* START Recorded data *
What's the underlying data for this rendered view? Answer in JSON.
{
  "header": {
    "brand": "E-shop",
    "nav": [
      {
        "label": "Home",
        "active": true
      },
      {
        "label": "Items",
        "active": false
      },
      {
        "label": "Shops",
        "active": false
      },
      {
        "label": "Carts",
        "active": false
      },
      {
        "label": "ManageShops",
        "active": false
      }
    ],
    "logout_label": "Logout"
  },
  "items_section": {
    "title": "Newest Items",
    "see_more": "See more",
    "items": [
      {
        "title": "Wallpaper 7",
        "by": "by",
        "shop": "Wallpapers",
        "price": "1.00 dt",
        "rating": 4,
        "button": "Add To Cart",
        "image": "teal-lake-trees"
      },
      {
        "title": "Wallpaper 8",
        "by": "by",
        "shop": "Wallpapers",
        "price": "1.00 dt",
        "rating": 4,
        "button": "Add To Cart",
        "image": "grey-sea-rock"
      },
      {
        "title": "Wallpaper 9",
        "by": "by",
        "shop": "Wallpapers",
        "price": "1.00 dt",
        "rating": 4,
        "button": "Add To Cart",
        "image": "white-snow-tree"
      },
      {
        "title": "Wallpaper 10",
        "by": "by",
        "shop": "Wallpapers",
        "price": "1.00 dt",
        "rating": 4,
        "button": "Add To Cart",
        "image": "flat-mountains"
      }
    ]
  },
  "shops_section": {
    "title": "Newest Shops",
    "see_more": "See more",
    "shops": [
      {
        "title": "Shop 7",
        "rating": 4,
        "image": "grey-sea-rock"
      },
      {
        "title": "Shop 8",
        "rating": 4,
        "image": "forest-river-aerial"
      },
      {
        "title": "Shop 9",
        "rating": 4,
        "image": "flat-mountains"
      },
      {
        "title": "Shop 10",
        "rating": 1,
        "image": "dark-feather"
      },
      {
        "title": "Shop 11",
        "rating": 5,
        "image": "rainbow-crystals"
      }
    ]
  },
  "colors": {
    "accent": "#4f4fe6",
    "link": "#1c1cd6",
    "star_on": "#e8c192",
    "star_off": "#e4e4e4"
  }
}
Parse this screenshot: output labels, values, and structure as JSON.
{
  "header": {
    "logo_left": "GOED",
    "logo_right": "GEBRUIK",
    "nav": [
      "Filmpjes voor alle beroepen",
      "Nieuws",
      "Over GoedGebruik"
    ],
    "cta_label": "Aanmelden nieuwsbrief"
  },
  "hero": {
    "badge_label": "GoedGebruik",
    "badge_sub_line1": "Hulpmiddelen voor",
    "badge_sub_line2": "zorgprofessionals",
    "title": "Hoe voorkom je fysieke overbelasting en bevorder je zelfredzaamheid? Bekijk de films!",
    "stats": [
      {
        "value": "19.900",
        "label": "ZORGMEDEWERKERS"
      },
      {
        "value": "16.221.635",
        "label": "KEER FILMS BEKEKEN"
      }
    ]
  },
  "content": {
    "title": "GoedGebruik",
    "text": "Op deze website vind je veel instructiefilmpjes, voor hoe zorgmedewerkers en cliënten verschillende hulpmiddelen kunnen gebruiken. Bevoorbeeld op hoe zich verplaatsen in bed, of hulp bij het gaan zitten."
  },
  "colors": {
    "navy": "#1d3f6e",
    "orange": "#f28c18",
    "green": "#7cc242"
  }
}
* END Recorded data *
_Given request_. Restate the listing in full, word for word.

_Task result_.
What's the underlying data for this rendered view? Answer in JSON.
{
  "header": {
    "brand": "E-shop",
    "nav": [
      {
        "label": "Home",
        "active": true
      },
      {
        "label": "Items",
        "active": false
      },
      {
        "label": "Shops",
        "active": false
      },
      {
        "label": "Carts",
        "active": false
      },
      {
        "label": "ManageShops",
        "active": false
      }
    ],
    "logout_label": "Logout"
  },
  "items_section": {
    "title": "Newest Items",
    "see_more": "See more",
    "items": [
      {
        "title": "Wallpaper 7",
        "by": "by",
        "shop": "Wallpapers",
        "price": "1.00 dt",
        "rating": 4,
        "button": "Add To Cart",
        "image": "teal-lake-trees"
      },
      {
        "title": "Wallpaper 8",
        "by": "by",
        "shop": "Wallpapers",
        "price": "1.00 dt",
        "rating": 4,
        "button": "Add To Cart",
        "image": "grey-sea-rock"
      },
      {
        "title": "Wallpaper 9",
        "by": "by",
        "shop": "Wallpapers",
        "price": "1.00 dt",
        "rating": 4,
        "button": "Add To Cart",
        "image": "white-snow-tree"
      },
      {
        "title": "Wallpaper 10",
        "by": "by",
        "shop": "Wallpapers",
        "price": "1.00 dt",
        "rating": 4,
        "button": "Add To Cart",
        "image": "flat-mountains"
      }
    ]
  },
  "shops_section": {
    "title": "Newest Shops",
    "see_more": "See more",
    "shops": [
      {
        "title": "Shop 7",
        "rating": 4,
        "image": "grey-sea-rock"
      },
      {
        "title": "Shop 8",
        "rating": 4,
        "image": "forest-river-aerial"
      },
      {
        "title": "Shop 9",
        "rating": 4,
        "image": "flat-mountains"
      },
      {
        "title": "Shop 10",
        "rating": 1,
        "image": "dark-feather"
      },
      {
        "title": "Shop 11",
        "rating": 5,
        "image": "rainbow-crystals"
      }
    ]
  },
  "colors": {
    "accent": "#4f4fe6",
    "link": "#1c1cd6",
    "star_on": "#e8c192",
    "star_off": "#e4e4e4"
  }
}
Parse this screenshot: output labels, values, and structure as JSON.
{
  "header": {
    "logo_left": "GOED",
    "logo_right": "GEBRUIK",
    "nav": [
      "Filmpjes voor alle beroepen",
      "Nieuws",
      "Over GoedGebruik"
    ],
    "cta_label": "Aanmelden nieuwsbrief"
  },
  "hero": {
    "badge_label": "GoedGebruik",
    "badge_sub_line1": "Hulpmiddelen voor",
    "badge_sub_line2": "zorgprofessionals",
    "title": "Hoe voorkom je fysieke overbelasting en bevorder je zelfredzaamheid? Bekijk de films!",
    "stats": [
      {
        "value": "19.900",
        "label": "ZORGMEDEWERKERS"
      },
      {
        "value": "16.221.635",
        "label": "KEER FILMS BEKEKEN"
      }
    ]
  },
  "content": {
    "title": "GoedGebruik",
    "text": "Op deze website vind je veel instructiefilmpjes, voor hoe zorgmedewerkers en cliënten verschillende hulpmiddelen kunnen gebruiken. Bevoorbeeld op hoe zich verplaatsen in bed, of hulp bij het gaan zitten."
  },
  "colors": {
    "navy": "#1d3f6e",
    "orange": "#f28c18",
    "green": "#7cc242"
  }
}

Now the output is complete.